Gather all lines in the records below that include the word "page".

# start of INPUT FOR THIS TASK

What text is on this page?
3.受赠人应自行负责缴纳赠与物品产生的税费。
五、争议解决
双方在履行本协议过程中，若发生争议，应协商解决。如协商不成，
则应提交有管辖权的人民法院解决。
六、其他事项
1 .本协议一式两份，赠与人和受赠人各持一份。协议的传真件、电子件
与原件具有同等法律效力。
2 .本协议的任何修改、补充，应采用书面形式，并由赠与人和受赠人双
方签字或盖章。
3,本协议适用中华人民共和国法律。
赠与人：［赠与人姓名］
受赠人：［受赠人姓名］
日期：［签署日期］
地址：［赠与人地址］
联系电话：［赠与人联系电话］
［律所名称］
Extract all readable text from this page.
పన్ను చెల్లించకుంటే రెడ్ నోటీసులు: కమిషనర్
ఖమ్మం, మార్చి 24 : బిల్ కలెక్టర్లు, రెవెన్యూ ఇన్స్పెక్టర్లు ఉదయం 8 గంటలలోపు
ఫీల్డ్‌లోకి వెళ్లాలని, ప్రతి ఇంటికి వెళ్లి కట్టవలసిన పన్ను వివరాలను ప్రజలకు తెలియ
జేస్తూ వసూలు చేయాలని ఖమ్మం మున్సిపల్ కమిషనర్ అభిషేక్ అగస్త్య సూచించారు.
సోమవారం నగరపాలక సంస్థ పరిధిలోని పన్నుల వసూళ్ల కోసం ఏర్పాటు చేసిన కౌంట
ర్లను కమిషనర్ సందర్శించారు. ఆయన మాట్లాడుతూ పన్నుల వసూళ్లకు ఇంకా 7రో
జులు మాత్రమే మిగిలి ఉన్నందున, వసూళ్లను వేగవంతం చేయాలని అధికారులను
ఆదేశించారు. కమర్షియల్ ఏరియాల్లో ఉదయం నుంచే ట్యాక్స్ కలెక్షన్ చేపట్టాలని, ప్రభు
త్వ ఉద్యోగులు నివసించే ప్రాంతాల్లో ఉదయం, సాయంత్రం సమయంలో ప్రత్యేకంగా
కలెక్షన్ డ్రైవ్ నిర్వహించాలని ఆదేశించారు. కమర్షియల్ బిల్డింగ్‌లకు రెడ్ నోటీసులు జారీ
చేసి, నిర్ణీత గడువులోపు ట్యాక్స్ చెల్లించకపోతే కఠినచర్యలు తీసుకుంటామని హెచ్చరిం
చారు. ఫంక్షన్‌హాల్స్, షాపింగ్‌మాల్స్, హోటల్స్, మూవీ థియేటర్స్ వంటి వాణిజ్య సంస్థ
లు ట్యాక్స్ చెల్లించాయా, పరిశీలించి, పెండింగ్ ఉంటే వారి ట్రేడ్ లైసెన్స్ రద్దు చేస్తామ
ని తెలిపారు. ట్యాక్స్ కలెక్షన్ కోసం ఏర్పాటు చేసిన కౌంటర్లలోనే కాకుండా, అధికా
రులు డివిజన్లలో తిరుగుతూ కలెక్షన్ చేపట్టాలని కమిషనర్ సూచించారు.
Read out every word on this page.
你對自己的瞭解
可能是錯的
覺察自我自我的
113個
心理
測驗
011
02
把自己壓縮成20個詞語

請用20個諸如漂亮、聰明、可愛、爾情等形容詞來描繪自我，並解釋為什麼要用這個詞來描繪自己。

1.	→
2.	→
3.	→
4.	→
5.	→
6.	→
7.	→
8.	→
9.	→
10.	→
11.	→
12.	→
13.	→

# end of INPUT FOR THIS TASK

TASK SOLUTION:
What text is on this page?
Extract all readable text from this page.
Read out every word on this page.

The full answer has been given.